▸ Stored data
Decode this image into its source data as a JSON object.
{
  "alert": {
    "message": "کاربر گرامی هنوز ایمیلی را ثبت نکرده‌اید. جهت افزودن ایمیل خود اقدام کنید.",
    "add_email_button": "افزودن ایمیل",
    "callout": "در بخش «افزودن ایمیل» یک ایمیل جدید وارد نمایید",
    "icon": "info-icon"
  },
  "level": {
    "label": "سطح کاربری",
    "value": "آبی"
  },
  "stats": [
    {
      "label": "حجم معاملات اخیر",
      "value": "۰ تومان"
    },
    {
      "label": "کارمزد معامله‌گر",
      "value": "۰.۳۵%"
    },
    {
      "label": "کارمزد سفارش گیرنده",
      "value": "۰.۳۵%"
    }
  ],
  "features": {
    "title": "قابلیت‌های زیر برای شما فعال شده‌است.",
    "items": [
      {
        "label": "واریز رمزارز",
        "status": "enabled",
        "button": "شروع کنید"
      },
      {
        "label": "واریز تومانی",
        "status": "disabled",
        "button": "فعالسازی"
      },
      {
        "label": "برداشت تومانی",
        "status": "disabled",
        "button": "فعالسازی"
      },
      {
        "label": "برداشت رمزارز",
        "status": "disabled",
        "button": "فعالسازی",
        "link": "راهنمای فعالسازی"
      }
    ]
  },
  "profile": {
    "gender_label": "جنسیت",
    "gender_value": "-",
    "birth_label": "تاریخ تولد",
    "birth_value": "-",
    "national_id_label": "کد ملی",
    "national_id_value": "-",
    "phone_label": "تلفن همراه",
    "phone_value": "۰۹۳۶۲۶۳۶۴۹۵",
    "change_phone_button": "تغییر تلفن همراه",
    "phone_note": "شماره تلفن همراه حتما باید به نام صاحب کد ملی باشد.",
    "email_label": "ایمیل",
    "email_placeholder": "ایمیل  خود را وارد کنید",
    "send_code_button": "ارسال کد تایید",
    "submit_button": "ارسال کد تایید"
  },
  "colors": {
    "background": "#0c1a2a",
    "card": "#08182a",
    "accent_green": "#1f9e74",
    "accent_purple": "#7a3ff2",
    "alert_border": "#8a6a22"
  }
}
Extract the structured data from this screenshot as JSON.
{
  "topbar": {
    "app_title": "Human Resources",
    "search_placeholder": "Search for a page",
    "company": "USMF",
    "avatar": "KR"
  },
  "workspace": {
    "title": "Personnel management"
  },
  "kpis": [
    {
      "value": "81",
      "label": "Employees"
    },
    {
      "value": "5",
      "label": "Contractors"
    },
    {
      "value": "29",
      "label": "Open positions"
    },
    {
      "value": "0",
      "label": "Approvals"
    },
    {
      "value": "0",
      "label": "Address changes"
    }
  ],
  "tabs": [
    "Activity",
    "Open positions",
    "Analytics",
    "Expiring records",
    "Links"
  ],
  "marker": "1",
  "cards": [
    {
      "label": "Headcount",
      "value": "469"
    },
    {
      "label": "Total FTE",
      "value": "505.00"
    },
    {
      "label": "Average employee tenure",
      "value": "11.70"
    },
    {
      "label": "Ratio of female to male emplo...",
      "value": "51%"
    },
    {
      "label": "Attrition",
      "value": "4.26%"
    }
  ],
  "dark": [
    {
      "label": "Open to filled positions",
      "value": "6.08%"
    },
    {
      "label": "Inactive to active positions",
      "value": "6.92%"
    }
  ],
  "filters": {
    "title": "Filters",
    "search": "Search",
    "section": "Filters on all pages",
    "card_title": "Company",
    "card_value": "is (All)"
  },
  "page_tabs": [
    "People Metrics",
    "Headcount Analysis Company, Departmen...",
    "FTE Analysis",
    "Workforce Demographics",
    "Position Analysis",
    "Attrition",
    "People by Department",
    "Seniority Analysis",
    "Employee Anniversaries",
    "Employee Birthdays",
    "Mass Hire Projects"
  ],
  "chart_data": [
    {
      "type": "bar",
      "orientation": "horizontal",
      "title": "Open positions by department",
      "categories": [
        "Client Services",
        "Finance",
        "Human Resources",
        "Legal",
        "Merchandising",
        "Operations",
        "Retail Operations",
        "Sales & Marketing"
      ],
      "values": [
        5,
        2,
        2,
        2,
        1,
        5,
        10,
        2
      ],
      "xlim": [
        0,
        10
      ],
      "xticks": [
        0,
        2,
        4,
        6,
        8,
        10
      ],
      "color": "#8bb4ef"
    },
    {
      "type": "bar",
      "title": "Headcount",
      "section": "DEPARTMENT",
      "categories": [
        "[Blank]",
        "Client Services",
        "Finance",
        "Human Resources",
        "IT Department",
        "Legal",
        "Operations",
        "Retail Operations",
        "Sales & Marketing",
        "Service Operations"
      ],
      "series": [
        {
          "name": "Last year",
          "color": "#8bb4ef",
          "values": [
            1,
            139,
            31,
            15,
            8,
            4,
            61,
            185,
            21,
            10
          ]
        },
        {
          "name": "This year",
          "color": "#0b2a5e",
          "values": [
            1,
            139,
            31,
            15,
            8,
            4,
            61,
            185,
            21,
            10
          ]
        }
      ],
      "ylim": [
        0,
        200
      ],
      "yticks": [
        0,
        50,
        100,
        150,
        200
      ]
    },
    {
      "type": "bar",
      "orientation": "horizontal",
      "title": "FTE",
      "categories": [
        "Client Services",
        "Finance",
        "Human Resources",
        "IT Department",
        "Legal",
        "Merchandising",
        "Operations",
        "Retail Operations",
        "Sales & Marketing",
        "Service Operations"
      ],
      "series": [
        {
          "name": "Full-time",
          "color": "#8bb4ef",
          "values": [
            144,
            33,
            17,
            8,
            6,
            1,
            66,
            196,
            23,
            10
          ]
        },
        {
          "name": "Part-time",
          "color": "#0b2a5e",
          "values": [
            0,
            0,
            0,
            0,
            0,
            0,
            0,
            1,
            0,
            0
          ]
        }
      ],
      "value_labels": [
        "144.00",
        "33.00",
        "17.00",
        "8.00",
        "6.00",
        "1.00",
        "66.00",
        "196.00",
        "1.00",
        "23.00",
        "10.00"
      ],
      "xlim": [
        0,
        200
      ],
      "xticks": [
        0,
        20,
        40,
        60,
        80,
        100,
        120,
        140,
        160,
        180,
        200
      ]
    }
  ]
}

▸ Written request
All lines that include "Headcount" are to be gathered and copied.

▸ Worked answer
      "label": "Headcount",
    "Headcount Analysis Company, Departmen...",
      "title": "Headcount",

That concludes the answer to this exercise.